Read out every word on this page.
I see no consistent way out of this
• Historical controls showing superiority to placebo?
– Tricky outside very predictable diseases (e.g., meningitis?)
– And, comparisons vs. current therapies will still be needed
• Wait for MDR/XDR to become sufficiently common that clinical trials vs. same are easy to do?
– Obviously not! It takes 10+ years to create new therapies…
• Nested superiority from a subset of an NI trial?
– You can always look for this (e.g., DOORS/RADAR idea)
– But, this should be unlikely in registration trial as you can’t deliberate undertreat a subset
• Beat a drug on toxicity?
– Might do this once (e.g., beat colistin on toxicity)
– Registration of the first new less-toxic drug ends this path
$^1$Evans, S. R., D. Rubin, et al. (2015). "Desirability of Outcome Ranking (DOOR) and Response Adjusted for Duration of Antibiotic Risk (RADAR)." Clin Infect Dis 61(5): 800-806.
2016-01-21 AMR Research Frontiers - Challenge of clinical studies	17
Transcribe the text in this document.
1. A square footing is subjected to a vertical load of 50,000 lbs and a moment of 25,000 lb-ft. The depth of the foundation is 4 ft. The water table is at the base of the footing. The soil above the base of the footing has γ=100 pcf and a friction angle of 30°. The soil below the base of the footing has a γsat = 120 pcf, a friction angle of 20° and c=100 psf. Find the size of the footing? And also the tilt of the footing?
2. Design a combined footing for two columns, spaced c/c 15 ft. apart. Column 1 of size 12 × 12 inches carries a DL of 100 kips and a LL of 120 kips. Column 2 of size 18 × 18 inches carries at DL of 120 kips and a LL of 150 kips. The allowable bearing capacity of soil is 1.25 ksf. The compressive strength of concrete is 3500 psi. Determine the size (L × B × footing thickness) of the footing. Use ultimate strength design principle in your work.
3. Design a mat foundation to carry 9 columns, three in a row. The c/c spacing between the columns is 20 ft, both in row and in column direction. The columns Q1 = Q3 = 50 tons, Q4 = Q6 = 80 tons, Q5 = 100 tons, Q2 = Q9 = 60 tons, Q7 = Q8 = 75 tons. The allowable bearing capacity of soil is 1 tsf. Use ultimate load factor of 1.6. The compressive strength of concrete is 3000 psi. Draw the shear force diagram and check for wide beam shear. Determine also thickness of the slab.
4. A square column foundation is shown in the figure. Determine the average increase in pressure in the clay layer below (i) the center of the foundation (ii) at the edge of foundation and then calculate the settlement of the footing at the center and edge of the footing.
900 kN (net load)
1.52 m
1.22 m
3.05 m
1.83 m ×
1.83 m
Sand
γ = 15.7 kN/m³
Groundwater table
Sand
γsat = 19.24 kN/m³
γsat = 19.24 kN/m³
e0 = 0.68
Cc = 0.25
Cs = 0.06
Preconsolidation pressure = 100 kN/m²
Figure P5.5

_WHAT IS NEEDED_
Print every entry exactly as it appears.

_COMPLETE RESPONSE_
Read out every word on this page.
I see no consistent way out of this
• Historical controls showing superiority to placebo?
– Tricky outside very predictable diseases (e.g., meningitis?)
– And, comparisons vs. current therapies will still be needed
• Wait for MDR/XDR to become sufficiently common that clinical trials vs. same are easy to do?
– Obviously not! It takes 10+ years to create new therapies…
• Nested superiority from a subset of an NI trial?
– You can always look for this (e.g., DOORS/RADAR idea)
– But, this should be unlikely in registration trial as you can’t deliberate undertreat a subset
• Beat a drug on toxicity?
– Might do this once (e.g., beat colistin on toxicity)
– Registration of the first new less-toxic drug ends this path
$^1$Evans, S. R., D. Rubin, et al. (2015). "Desirability of Outcome Ranking (DOOR) and Response Adjusted for Duration of Antibiotic Risk (RADAR)." Clin Infect Dis 61(5): 800-806.
2016-01-21 AMR Research Frontiers - Challenge of clinical studies	17
Transcribe the text in this document.
1. A square footing is subjected to a vertical load of 50,000 lbs and a moment of 25,000 lb-ft. The depth of the foundation is 4 ft. The water table is at the base of the footing. The soil above the base of the footing has γ=100 pcf and a friction angle of 30°. The soil below the base of the footing has a γsat = 120 pcf, a friction angle of 20° and c=100 psf. Find the size of the footing? And also the tilt of the footing?
2. Design a combined footing for two columns, spaced c/c 15 ft. apart. Column 1 of size 12 × 12 inches carries a DL of 100 kips and a LL of 120 kips. Column 2 of size 18 × 18 inches carries at DL of 120 kips and a LL of 150 kips. The allowable bearing capacity of soil is 1.25 ksf. The compressive strength of concrete is 3500 psi. Determine the size (L × B × footing thickness) of the footing. Use ultimate strength design principle in your work.
3. Design a mat foundation to carry 9 columns, three in a row. The c/c spacing between the columns is 20 ft, both in row and in column direction. The columns Q1 = Q3 = 50 tons, Q4 = Q6 = 80 tons, Q5 = 100 tons, Q2 = Q9 = 60 tons, Q7 = Q8 = 75 tons. The allowable bearing capacity of soil is 1 tsf. Use ultimate load factor of 1.6. The compressive strength of concrete is 3000 psi. Draw the shear force diagram and check for wide beam shear. Determine also thickness of the slab.
4. A square column foundation is shown in the figure. Determine the average increase in pressure in the clay layer below (i) the center of the foundation (ii) at the edge of foundation and then calculate the settlement of the footing at the center and edge of the footing.
900 kN (net load)
1.52 m
1.22 m
3.05 m
1.83 m ×
1.83 m
Sand
γ = 15.7 kN/m³
Groundwater table
Sand
γsat = 19.24 kN/m³
γsat = 19.24 kN/m³
e0 = 0.68
Cc = 0.25
Cs = 0.06
Preconsolidation pressure = 100 kN/m²
Figure P5.5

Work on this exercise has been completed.